*Material*.
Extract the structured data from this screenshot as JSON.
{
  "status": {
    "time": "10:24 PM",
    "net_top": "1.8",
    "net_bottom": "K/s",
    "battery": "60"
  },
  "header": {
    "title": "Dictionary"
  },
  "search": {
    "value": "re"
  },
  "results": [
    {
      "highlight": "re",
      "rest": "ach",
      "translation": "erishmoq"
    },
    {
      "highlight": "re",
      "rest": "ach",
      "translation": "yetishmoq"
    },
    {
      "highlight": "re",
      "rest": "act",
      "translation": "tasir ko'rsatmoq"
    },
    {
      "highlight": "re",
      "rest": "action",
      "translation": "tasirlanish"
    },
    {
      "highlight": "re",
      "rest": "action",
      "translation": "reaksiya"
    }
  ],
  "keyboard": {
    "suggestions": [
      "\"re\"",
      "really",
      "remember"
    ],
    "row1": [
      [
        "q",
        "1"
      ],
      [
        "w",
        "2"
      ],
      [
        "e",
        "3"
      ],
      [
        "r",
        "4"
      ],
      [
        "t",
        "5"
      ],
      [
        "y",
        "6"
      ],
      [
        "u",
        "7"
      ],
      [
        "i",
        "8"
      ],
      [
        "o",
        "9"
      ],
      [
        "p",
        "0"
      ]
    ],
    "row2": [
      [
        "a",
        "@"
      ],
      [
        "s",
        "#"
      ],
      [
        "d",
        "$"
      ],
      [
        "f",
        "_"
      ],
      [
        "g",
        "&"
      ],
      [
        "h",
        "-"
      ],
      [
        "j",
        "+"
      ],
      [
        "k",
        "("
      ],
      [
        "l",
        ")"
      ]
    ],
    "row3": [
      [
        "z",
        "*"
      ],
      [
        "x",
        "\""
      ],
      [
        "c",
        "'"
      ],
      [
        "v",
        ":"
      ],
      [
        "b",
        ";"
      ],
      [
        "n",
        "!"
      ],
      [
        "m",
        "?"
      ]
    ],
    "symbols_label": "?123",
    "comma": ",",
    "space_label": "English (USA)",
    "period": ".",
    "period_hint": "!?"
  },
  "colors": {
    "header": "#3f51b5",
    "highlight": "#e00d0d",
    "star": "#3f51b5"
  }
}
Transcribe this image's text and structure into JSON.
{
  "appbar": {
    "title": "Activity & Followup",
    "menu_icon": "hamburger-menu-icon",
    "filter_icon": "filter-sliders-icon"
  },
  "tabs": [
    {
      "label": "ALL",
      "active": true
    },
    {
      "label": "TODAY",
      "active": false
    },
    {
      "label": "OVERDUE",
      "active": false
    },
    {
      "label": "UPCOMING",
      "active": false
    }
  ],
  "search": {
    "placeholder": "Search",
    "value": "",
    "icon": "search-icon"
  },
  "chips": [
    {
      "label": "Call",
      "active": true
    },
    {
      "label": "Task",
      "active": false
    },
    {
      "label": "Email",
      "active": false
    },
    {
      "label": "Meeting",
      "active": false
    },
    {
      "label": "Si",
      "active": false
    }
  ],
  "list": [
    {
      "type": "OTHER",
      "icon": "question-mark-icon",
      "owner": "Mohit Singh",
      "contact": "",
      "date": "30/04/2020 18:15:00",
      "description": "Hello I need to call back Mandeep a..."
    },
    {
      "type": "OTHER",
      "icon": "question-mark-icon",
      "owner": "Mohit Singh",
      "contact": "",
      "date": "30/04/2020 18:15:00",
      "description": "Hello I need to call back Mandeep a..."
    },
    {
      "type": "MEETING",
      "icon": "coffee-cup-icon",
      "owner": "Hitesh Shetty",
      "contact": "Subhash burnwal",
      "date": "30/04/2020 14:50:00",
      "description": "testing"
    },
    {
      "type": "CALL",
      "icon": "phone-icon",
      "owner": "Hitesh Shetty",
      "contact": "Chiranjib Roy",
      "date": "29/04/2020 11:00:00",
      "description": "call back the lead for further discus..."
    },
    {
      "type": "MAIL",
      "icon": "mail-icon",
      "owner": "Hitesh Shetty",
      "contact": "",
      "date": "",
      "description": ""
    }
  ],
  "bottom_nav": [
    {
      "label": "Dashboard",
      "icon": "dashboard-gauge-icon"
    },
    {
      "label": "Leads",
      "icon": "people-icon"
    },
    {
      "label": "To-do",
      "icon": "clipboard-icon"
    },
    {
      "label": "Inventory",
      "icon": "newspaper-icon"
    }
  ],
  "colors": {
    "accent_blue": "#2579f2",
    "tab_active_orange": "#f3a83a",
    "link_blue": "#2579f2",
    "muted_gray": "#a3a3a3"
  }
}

*Aim*. Extract each line holding the string "type".

*Task output*.
      "type": "OTHER",
      "type": "OTHER",
      "type": "MEETING",
      "type": "CALL",
      "type": "MAIL",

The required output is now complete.